--- Start of Input material ---

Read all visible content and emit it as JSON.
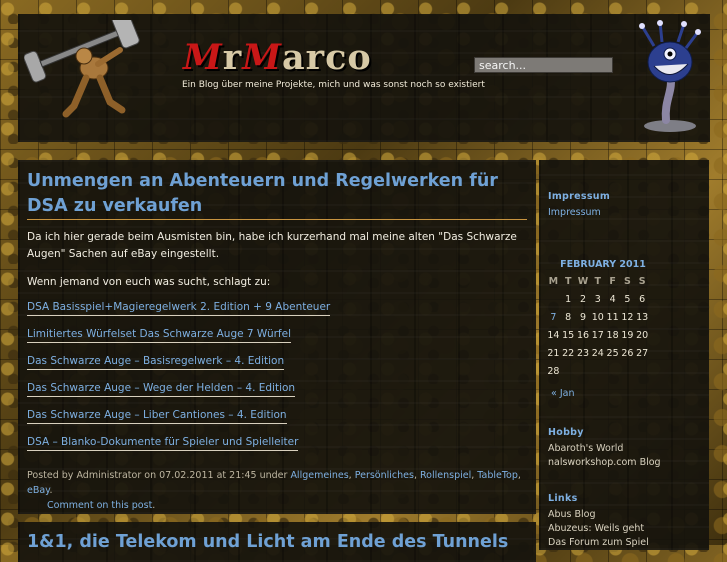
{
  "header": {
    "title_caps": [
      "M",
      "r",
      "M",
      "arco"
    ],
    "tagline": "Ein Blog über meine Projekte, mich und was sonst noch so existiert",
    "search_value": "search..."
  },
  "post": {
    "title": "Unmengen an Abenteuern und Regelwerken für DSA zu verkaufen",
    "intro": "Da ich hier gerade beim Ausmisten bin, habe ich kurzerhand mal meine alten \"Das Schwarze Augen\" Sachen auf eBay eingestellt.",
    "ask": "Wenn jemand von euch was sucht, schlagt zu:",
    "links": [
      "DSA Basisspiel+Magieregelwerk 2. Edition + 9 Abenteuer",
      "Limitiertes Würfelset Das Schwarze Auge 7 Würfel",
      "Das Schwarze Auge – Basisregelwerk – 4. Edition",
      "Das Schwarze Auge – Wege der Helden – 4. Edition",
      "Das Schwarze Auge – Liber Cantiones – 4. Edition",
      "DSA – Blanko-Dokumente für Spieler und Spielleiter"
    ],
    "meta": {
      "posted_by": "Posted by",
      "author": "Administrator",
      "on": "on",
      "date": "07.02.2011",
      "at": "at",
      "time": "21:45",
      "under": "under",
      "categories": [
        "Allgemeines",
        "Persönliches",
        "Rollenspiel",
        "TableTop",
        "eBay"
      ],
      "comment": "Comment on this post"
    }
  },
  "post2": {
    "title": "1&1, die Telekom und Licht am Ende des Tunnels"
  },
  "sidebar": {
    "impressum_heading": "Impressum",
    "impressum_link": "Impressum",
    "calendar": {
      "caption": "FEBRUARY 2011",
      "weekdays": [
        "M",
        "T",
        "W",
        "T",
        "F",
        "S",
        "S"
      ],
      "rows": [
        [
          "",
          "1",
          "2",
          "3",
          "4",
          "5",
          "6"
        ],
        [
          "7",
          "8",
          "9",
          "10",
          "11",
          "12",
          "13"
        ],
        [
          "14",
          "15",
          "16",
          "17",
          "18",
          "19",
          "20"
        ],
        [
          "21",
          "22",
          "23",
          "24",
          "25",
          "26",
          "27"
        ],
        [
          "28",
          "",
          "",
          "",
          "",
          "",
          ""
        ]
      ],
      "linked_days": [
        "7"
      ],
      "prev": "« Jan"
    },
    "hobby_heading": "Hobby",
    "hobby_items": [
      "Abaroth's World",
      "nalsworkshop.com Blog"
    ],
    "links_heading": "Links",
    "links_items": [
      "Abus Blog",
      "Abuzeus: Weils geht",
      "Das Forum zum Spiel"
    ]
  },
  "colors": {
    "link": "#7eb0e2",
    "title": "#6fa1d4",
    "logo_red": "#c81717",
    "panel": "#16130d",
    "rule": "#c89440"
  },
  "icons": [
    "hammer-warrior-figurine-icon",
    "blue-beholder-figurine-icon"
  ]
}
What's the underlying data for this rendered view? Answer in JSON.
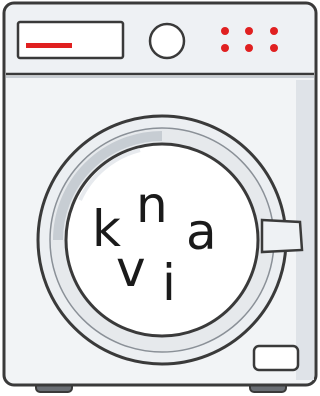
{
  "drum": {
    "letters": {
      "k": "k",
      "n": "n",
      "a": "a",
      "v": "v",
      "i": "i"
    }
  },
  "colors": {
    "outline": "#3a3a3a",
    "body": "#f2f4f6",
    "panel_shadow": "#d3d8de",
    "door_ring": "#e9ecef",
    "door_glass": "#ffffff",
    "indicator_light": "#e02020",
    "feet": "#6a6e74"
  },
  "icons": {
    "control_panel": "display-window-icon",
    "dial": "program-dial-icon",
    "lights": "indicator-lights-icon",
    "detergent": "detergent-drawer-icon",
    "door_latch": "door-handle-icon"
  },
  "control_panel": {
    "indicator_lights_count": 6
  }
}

--- End of Input material ---

Gather every line from the listing above in which the word "eBay" appears.

    "intro": "Da ich hier gerade beim Ausmisten bin, habe ich kurzerhand mal meine alten \"Das Schwarze Augen\" Sachen auf eBay eingestellt.",
        "eBay"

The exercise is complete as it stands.